##### PROVIDED DATA

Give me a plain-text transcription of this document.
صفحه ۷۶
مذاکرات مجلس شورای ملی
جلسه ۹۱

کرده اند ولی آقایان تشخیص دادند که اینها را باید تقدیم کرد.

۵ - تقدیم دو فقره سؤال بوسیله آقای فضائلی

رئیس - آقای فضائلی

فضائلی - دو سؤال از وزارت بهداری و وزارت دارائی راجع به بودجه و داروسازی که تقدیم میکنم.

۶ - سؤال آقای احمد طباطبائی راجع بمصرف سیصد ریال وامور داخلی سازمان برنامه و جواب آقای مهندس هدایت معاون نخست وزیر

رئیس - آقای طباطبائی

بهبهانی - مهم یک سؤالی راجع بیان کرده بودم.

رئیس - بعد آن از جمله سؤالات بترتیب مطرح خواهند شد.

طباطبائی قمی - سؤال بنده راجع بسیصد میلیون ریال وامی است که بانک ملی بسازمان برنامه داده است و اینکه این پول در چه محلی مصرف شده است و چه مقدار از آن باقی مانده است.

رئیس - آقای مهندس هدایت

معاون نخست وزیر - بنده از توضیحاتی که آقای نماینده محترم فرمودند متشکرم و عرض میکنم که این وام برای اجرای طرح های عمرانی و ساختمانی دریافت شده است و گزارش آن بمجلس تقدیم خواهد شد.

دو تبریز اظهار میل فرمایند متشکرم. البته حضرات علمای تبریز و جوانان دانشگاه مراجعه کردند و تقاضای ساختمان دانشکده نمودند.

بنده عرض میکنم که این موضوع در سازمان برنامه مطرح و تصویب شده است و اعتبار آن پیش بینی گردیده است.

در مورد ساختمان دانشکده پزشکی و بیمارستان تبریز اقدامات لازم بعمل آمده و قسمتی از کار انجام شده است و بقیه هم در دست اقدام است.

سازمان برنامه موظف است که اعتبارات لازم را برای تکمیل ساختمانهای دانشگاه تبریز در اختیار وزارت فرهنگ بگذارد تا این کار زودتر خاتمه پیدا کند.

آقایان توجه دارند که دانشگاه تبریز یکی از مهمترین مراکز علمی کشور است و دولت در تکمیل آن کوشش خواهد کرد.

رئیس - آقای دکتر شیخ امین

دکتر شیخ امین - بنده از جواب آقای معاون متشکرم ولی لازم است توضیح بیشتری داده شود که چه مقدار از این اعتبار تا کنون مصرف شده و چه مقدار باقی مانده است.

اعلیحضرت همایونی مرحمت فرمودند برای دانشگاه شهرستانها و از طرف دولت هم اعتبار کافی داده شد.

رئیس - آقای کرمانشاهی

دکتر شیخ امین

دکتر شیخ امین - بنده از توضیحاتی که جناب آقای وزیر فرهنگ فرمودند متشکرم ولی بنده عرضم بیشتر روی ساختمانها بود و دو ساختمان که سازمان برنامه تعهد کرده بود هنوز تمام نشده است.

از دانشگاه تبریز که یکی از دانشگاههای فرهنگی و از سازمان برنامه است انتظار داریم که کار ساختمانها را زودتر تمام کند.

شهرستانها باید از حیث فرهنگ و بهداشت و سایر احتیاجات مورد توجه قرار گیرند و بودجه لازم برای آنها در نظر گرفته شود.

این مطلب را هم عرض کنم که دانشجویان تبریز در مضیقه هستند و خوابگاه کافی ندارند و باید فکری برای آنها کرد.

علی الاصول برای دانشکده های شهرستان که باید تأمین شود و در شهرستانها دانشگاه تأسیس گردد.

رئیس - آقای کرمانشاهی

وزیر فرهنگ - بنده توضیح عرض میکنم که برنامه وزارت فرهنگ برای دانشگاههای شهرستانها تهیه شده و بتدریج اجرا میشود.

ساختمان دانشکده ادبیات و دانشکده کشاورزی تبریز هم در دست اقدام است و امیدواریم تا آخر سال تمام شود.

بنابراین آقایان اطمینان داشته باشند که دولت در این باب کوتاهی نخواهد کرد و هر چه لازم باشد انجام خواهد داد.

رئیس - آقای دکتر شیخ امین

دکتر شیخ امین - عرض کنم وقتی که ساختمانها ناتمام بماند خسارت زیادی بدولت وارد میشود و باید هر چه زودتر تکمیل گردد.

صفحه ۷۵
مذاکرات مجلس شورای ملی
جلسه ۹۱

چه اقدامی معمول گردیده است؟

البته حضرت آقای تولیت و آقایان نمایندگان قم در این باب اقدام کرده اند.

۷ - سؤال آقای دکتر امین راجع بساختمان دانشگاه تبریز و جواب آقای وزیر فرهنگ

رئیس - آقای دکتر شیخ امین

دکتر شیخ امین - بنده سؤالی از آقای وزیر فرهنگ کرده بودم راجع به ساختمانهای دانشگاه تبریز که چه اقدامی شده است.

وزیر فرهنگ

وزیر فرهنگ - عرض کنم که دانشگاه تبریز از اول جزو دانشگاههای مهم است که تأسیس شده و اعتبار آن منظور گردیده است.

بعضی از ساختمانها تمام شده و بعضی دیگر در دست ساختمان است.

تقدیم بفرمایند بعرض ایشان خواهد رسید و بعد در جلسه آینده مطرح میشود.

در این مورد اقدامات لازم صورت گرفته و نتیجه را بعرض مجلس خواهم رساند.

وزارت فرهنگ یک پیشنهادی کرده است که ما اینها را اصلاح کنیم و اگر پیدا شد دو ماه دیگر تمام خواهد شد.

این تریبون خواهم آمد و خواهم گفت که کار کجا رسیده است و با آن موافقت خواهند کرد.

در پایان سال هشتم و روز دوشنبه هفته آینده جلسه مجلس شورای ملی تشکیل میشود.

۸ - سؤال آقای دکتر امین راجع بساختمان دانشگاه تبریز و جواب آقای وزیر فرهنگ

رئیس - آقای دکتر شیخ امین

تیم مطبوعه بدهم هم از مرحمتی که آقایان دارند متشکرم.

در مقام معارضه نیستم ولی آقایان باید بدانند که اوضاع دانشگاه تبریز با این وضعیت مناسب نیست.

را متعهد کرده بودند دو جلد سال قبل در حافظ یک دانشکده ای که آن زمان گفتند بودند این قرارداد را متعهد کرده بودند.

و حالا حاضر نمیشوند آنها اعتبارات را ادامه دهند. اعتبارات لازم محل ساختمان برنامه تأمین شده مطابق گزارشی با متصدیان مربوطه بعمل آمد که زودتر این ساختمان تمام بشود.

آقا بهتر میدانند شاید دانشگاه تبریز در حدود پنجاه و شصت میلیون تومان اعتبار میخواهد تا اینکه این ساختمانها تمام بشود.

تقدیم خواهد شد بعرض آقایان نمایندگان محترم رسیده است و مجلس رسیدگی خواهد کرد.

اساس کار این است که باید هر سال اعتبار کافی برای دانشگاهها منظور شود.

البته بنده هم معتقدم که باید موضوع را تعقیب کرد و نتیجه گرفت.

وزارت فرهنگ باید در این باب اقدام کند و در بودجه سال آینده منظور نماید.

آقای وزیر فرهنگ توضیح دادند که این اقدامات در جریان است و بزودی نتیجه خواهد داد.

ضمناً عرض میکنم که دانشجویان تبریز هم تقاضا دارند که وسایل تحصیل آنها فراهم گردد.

##########

- [WRITTEN REQUEST]: Every entry should be printed again exactly as it stands.

- [TASK SOLUTION]:
Give me a plain-text transcription of this document.
صفحه ۷۶
مذاکرات مجلس شورای ملی
جلسه ۹۱

کرده اند ولی آقایان تشخیص دادند که اینها را باید تقدیم کرد.

۵ - تقدیم دو فقره سؤال بوسیله آقای فضائلی

رئیس - آقای فضائلی

فضائلی - دو سؤال از وزارت بهداری و وزارت دارائی راجع به بودجه و داروسازی که تقدیم میکنم.

۶ - سؤال آقای احمد طباطبائی راجع بمصرف سیصد ریال وامور داخلی سازمان برنامه و جواب آقای مهندس هدایت معاون نخست وزیر

رئیس - آقای طباطبائی

بهبهانی - مهم یک سؤالی راجع بیان کرده بودم.

رئیس - بعد آن از جمله سؤالات بترتیب مطرح خواهند شد.

طباطبائی قمی - سؤال بنده راجع بسیصد میلیون ریال وامی است که بانک ملی بسازمان برنامه داده است و اینکه این پول در چه محلی مصرف شده است و چه مقدار از آن باقی مانده است.

رئیس - آقای مهندس هدایت

معاون نخست وزیر - بنده از توضیحاتی که آقای نماینده محترم فرمودند متشکرم و عرض میکنم که این وام برای اجرای طرح های عمرانی و ساختمانی دریافت شده است و گزارش آن بمجلس تقدیم خواهد شد.

دو تبریز اظهار میل فرمایند متشکرم. البته حضرات علمای تبریز و جوانان دانشگاه مراجعه کردند و تقاضای ساختمان دانشکده نمودند.

بنده عرض میکنم که این موضوع در سازمان برنامه مطرح و تصویب شده است و اعتبار آن پیش بینی گردیده است.

در مورد ساختمان دانشکده پزشکی و بیمارستان تبریز اقدامات لازم بعمل آمده و قسمتی از کار انجام شده است و بقیه هم در دست اقدام است.

سازمان برنامه موظف است که اعتبارات لازم را برای تکمیل ساختمانهای دانشگاه تبریز در اختیار وزارت فرهنگ بگذارد تا این کار زودتر خاتمه پیدا کند.

آقایان توجه دارند که دانشگاه تبریز یکی از مهمترین مراکز علمی کشور است و دولت در تکمیل آن کوشش خواهد کرد.

رئیس - آقای دکتر شیخ امین

دکتر شیخ امین - بنده از جواب آقای معاون متشکرم ولی لازم است توضیح بیشتری داده شود که چه مقدار از این اعتبار تا کنون مصرف شده و چه مقدار باقی مانده است.

اعلیحضرت همایونی مرحمت فرمودند برای دانشگاه شهرستانها و از طرف دولت هم اعتبار کافی داده شد.

رئیس - آقای کرمانشاهی

دکتر شیخ امین

دکتر شیخ امین - بنده از توضیحاتی که جناب آقای وزیر فرهنگ فرمودند متشکرم ولی بنده عرضم بیشتر روی ساختمانها بود و دو ساختمان که سازمان برنامه تعهد کرده بود هنوز تمام نشده است.

از دانشگاه تبریز که یکی از دانشگاههای فرهنگی و از سازمان برنامه است انتظار داریم که کار ساختمانها را زودتر تمام کند.

شهرستانها باید از حیث فرهنگ و بهداشت و سایر احتیاجات مورد توجه قرار گیرند و بودجه لازم برای آنها در نظر گرفته شود.

این مطلب را هم عرض کنم که دانشجویان تبریز در مضیقه هستند و خوابگاه کافی ندارند و باید فکری برای آنها کرد.

علی الاصول برای دانشکده های شهرستان که باید تأمین شود و در شهرستانها دانشگاه تأسیس گردد.

رئیس - آقای کرمانشاهی

وزیر فرهنگ - بنده توضیح عرض میکنم که برنامه وزارت فرهنگ برای دانشگاههای شهرستانها تهیه شده و بتدریج اجرا میشود.

ساختمان دانشکده ادبیات و دانشکده کشاورزی تبریز هم در دست اقدام است و امیدواریم تا آخر سال تمام شود.

بنابراین آقایان اطمینان داشته باشند که دولت در این باب کوتاهی نخواهد کرد و هر چه لازم باشد انجام خواهد داد.

رئیس - آقای دکتر شیخ امین

دکتر شیخ امین - عرض کنم وقتی که ساختمانها ناتمام بماند خسارت زیادی بدولت وارد میشود و باید هر چه زودتر تکمیل گردد.

صفحه ۷۵
مذاکرات مجلس شورای ملی
جلسه ۹۱

چه اقدامی معمول گردیده است؟

البته حضرت آقای تولیت و آقایان نمایندگان قم در این باب اقدام کرده اند.

۷ - سؤال آقای دکتر امین راجع بساختمان دانشگاه تبریز و جواب آقای وزیر فرهنگ

رئیس - آقای دکتر شیخ امین

دکتر شیخ امین - بنده سؤالی از آقای وزیر فرهنگ کرده بودم راجع به ساختمانهای دانشگاه تبریز که چه اقدامی شده است.

وزیر فرهنگ

وزیر فرهنگ - عرض کنم که دانشگاه تبریز از اول جزو دانشگاههای مهم است که تأسیس شده و اعتبار آن منظور گردیده است.

بعضی از ساختمانها تمام شده و بعضی دیگر در دست ساختمان است.

تقدیم بفرمایند بعرض ایشان خواهد رسید و بعد در جلسه آینده مطرح میشود.

در این مورد اقدامات لازم صورت گرفته و نتیجه را بعرض مجلس خواهم رساند.

وزارت فرهنگ یک پیشنهادی کرده است که ما اینها را اصلاح کنیم و اگر پیدا شد دو ماه دیگر تمام خواهد شد.

این تریبون خواهم آمد و خواهم گفت که کار کجا رسیده است و با آن موافقت خواهند کرد.

در پایان سال هشتم و روز دوشنبه هفته آینده جلسه مجلس شورای ملی تشکیل میشود.

۸ - سؤال آقای دکتر امین راجع بساختمان دانشگاه تبریز و جواب آقای وزیر فرهنگ

رئیس - آقای دکتر شیخ امین

تیم مطبوعه بدهم هم از مرحمتی که آقایان دارند متشکرم.

در مقام معارضه نیستم ولی آقایان باید بدانند که اوضاع دانشگاه تبریز با این وضعیت مناسب نیست.

را متعهد کرده بودند دو جلد سال قبل در حافظ یک دانشکده ای که آن زمان گفتند بودند این قرارداد را متعهد کرده بودند.

و حالا حاضر نمیشوند آنها اعتبارات را ادامه دهند. اعتبارات لازم محل ساختمان برنامه تأمین شده مطابق گزارشی با متصدیان مربوطه بعمل آمد که زودتر این ساختمان تمام بشود.

آقا بهتر میدانند شاید دانشگاه تبریز در حدود پنجاه و شصت میلیون تومان اعتبار میخواهد تا اینکه این ساختمانها تمام بشود.

تقدیم خواهد شد بعرض آقایان نمایندگان محترم رسیده است و مجلس رسیدگی خواهد کرد.

اساس کار این است که باید هر سال اعتبار کافی برای دانشگاهها منظور شود.

البته بنده هم معتقدم که باید موضوع را تعقیب کرد و نتیجه گرفت.

وزارت فرهنگ باید در این باب اقدام کند و در بودجه سال آینده منظور نماید.

آقای وزیر فرهنگ توضیح دادند که این اقدامات در جریان است و بزودی نتیجه خواهد داد.

ضمناً عرض میکنم که دانشجویان تبریز هم تقاضا دارند که وسایل تحصیل آنها فراهم گردد.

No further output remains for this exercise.